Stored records
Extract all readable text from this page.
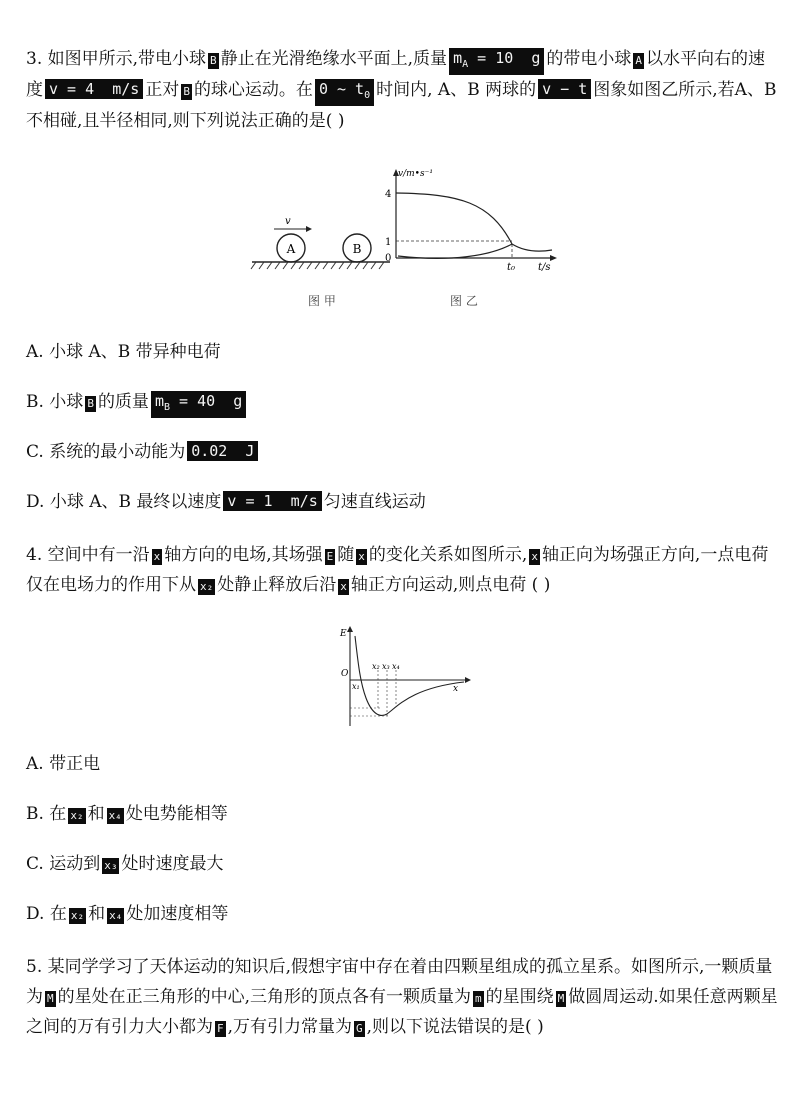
3. 如图甲所示,带电小球 B 静止在光滑绝缘水平面上,质量 $m_A = 10$  g 的带电小球 A 以水平向右的速度 v = 4  m/s 正对 B 的球心运动。在 0 ~ $t_0$ 时间内, A、B 两球的 v − t 图象如图乙所示,若A、B 不相碰,且半径相同,则下列说法正确的是( )
A	B
v
图 甲
v/m•s⁻¹
4
1
0
t₀ t/s
图 乙
A. 小球 A、B 带异种电荷
B. 小球 B 的质量 $m_B = 40$  g
C. 系统的最小动能为 0.02  J
D. 小球 A、B 最终以速度 v = 1  m/s 匀速直线运动
4. 空间中有一沿 x 轴方向的电场,其场强 E 随 x 的变化关系如图所示, x 轴正向为场强正方向,一点电荷仅在电场力的作用下从 x₂ 处静止释放后沿 x 轴正方向运动,则点电荷 ( )
E
O
x
x₁
x₂ x₃ x₄
A. 带正电
B. 在 x₂ 和 x₄ 处电势能相等
C. 运动到 x₃ 处时速度最大
D. 在 x₂ 和 x₄ 处加速度相等
5. 某同学学习了天体运动的知识后,假想宇宙中存在着由四颗星组成的孤立星系。如图所示,一颗质量为 M 的星处在正三角形的中心,三角形的顶点各有一颗质量为 m 的星围绕 M 做圆周运动.如果任意两颗星之间的万有引力大小都为 F ,万有引力常量为 G ,则以下说法错误的是( )
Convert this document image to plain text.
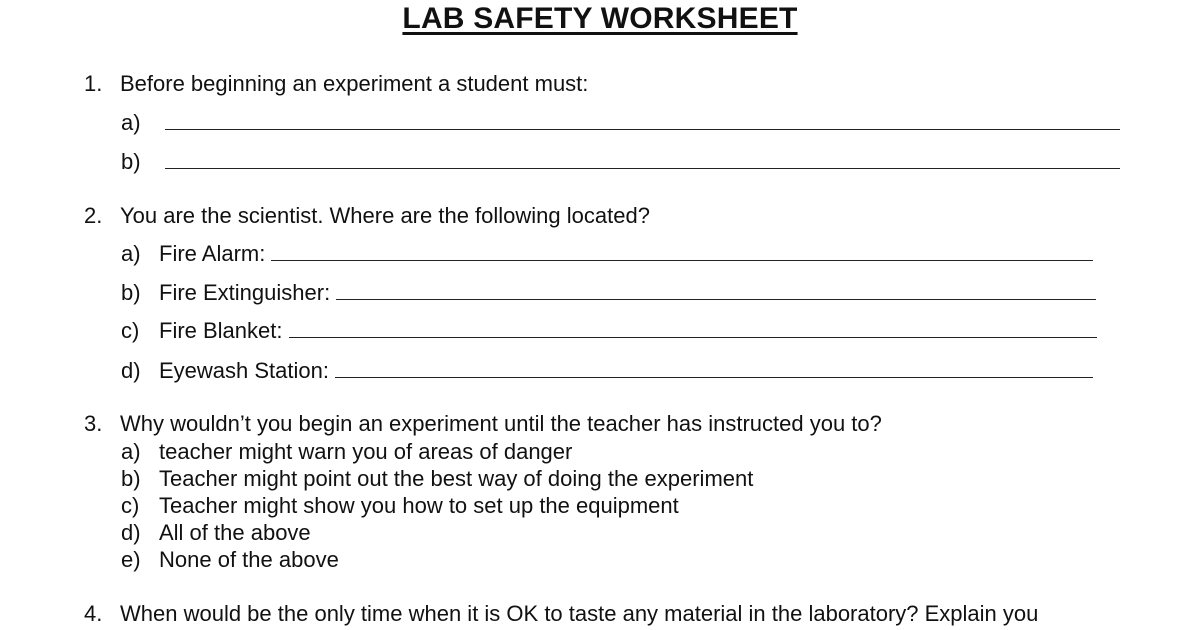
LAB SAFETY WORKSHEET
1. Before beginning an experiment a student must:
a)
b)
2. You are the scientist. Where are the following located?
a) Fire Alarm:
b) Fire Extinguisher:
c) Fire Blanket:
d) Eyewash Station:
3. Why wouldn’t you begin an experiment until the teacher has instructed you to?
a) teacher might warn you of areas of danger
b) Teacher might point out the best way of doing the experiment
c) Teacher might show you how to set up the equipment
d) All of the above
e) None of the above
4. When would be the only time when it is OK to taste any material in the laboratory? Explain you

# Exercise details
Return each line exactly as written. Any picture gets left out.

# Task solution
Extract all readable text from this page.
3. 如图甲所示,带电小球 B 静止在光滑绝缘水平面上,质量 $m_A = 10$  g 的带电小球 A 以水平向右的速度 v = 4  m/s 正对 B 的球心运动。在 0 ~ $t_0$ 时间内, A、B 两球的 v − t 图象如图乙所示,若A、B 不相碰,且半径相同,则下列说法正确的是( )
A	B
v
图 甲
v/m•s⁻¹
4
1
0
t₀ t/s
图 乙
A. 小球 A、B 带异种电荷
B. 小球 B 的质量 $m_B = 40$  g
C. 系统的最小动能为 0.02  J
D. 小球 A、B 最终以速度 v = 1  m/s 匀速直线运动
4. 空间中有一沿 x 轴方向的电场,其场强 E 随 x 的变化关系如图所示, x 轴正向为场强正方向,一点电荷仅在电场力的作用下从 x₂ 处静止释放后沿 x 轴正方向运动,则点电荷 ( )
E
O
x
x₁
x₂ x₃ x₄
A. 带正电
B. 在 x₂ 和 x₄ 处电势能相等
C. 运动到 x₃ 处时速度最大
D. 在 x₂ 和 x₄ 处加速度相等
5. 某同学学习了天体运动的知识后,假想宇宙中存在着由四颗星组成的孤立星系。如图所示,一颗质量为 M 的星处在正三角形的中心,三角形的顶点各有一颗质量为 m 的星围绕 M 做圆周运动.如果任意两颗星之间的万有引力大小都为 F ,万有引力常量为 G ,则以下说法错误的是( )
Convert this document image to plain text.
LAB SAFETY WORKSHEET
1. Before beginning an experiment a student must:
a)
b)
2. You are the scientist. Where are the following located?
a) Fire Alarm:
b) Fire Extinguisher:
c) Fire Blanket:
d) Eyewash Station:
3. Why wouldn’t you begin an experiment until the teacher has instructed you to?
a) teacher might warn you of areas of danger
b) Teacher might point out the best way of doing the experiment
c) Teacher might show you how to set up the equipment
d) All of the above
e) None of the above
4. When would be the only time when it is OK to taste any material in the laboratory? Explain you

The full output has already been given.